= Direction 1 =
In the language filtering notebook, how many rows and columns does the dataset have?
= Direction 2 =
Continue the language filtering notebook, starting right after its last line of code.

# 01 Language Filtering
**Author:** Fu Zhenhui  
**Dataset:** [WELFake Dataset](https://www.kaggle.com/datasets/saurabhshahane/fake-news-classification)  
**Output:** WELFake_EnglishOnly.csv  
**Last updated:** June 2025

In [17]:
import pandas as pd
from langdetect import detect
import time

## Load Dataset

In [18]:
# Using `index_col=0` avoids the `"Unnamed: 0"` column from auto-indexing.
df = pd.read_csv("WELFake_Dataset.csv", index_col=0)
df

Unnamed: 0,title,text,label
0,LAW ENFORCEMENT ON HIGH ALERT Following Threat...,No comment is expected from Barack Obama Membe...,1
1,,Did they post their votes for Hillary already?,1
2,UNBELIEVABLE! OBAMA’S ATTORNEY GENERAL SAYS MO...,"Now, most of the demonstrators gathered last ...",1
3,"Bobby Jindal, raised Hindu, uses story of Chri...",A dozen politically active pastors came here f...,0
4,SATAN 2: Russia unvelis an image of its terrif...,"The RS-28 Sarmat missile, dubbed Satan 2, will...",1
...,...,...,...
72129,Russians steal research on Trump in hack of U....,WASHINGTON (Reuters) - Hackers believed to be ...,0
72130,WATCH: Giuliani Demands That Democrats Apolog...,"You know, because in fantasyland Republicans n...",1
72131,Migrants Refuse To Leave Train At Refugee Camp...,Migrants Refuse To Leave Train At Refugee Camp...,0
72132,Trump tussle gives unpopular Mexican leader mu...,MEXICO CITY (Reuters) - Donald Trump’s combati...,0


### 🔍 Observation
- The dataset has 72,134 rows with 3 columns: `title`, `text`, and `label`.
- Some entries in `title` or `text` are missing (`NaN`).
- The dataset contains a mix of English and non-English textual content.

## Clean Line Breaks and Handle Missing Values

In [19]:
# Remove line breaks '\n' to prevent a single DataFrame row from being split across multiple lines in the exported CSV file
df["title"] = df["title"].str.replace("\n", " ")

= Recorded data =
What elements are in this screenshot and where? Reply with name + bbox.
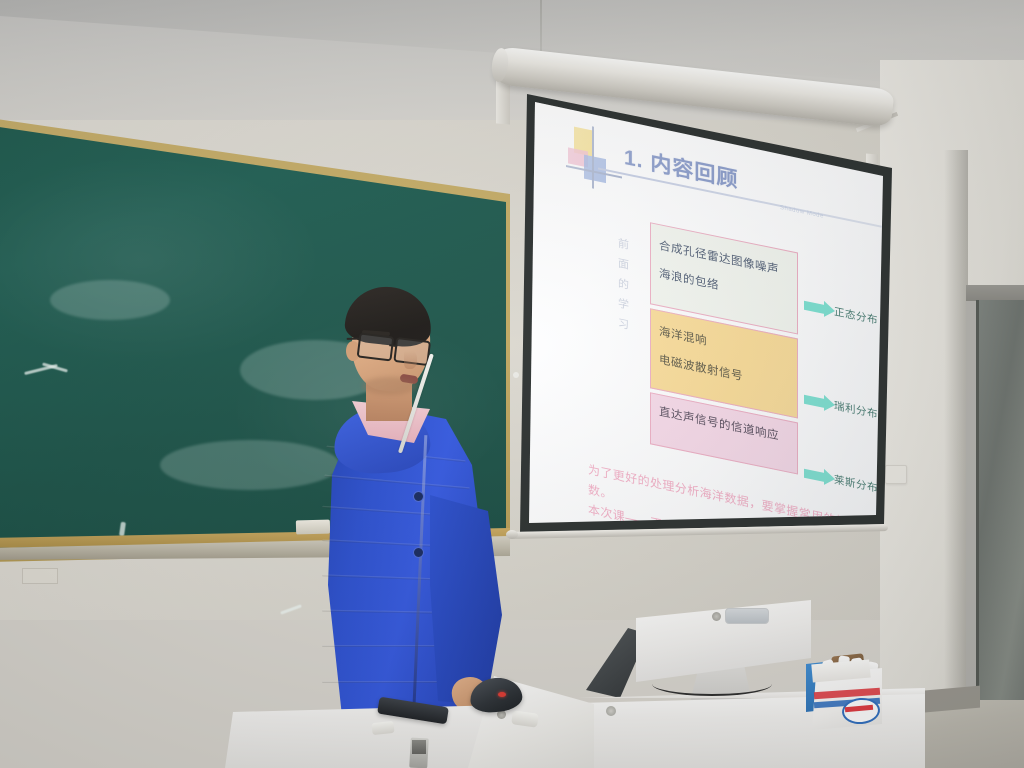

= Reply 1 =
72,134 rows and 3 columns (`title`, `text`, and `label`).

= Reply 2 =
df["text"] = df["text"].str.replace("\n", " ")

In [20]:
# Check missing value patterns
only_title_missing = df["title"].isna() & df["text"].notna()
only_text_missing = df["text"].isna() & df["title"].notna()
both_missing = df["title"].isna() & df["text"].isna()

print(f"Rows missing only title: {only_title_missing.sum()}")
print(f"Rows missing only text: {only_text_missing.sum()}")
print(f"Rows missing both: {both_missing.sum()}")

Rows missing only title: 558
Rows missing only text: 39
Rows missing both: 0


In [21]:
# No rows are missing both title and text; only a few are missing one — safe to remove
df = df.dropna(subset=["title", "text"])
print(f"Rows after dropping rows with missing values: {df.shape[0]}")

Rows after dropping rows with missing values: 71537


## Filter for English Content Using `langdetect`
- `langdetect` is a lightweight and fast Python library for language detection. It provides reasonably accurate results.
- We retain rows where both `title` and `text` are detected as English (`'en'`).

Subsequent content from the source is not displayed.